- TASK INSTRUCTIONS
Give the number of lines in the data that contain "name", and nothing more.

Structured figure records
· · · ·
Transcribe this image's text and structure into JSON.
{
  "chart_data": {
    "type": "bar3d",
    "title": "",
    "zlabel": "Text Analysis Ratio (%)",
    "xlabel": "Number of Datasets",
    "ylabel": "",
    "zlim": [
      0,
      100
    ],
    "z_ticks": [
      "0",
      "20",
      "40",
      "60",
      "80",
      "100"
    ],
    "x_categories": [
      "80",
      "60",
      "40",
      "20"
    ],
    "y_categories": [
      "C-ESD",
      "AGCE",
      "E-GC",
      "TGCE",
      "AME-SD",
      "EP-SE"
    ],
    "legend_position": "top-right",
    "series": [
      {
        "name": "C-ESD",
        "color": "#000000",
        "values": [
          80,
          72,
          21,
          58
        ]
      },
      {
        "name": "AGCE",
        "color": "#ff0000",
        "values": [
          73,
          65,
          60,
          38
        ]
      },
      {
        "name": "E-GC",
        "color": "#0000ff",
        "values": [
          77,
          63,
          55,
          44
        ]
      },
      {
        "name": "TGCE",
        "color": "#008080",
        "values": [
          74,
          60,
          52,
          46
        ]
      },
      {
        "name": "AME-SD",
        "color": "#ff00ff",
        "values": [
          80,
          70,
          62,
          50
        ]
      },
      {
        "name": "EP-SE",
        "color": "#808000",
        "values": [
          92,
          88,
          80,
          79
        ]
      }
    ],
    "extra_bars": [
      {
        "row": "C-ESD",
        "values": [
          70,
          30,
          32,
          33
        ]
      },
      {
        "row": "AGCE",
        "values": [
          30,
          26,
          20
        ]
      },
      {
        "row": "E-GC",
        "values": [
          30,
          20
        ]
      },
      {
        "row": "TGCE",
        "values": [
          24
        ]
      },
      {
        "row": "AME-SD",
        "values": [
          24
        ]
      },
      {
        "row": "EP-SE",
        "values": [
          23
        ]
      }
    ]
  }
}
· · · ·
- COMPLETED EXERCISE
6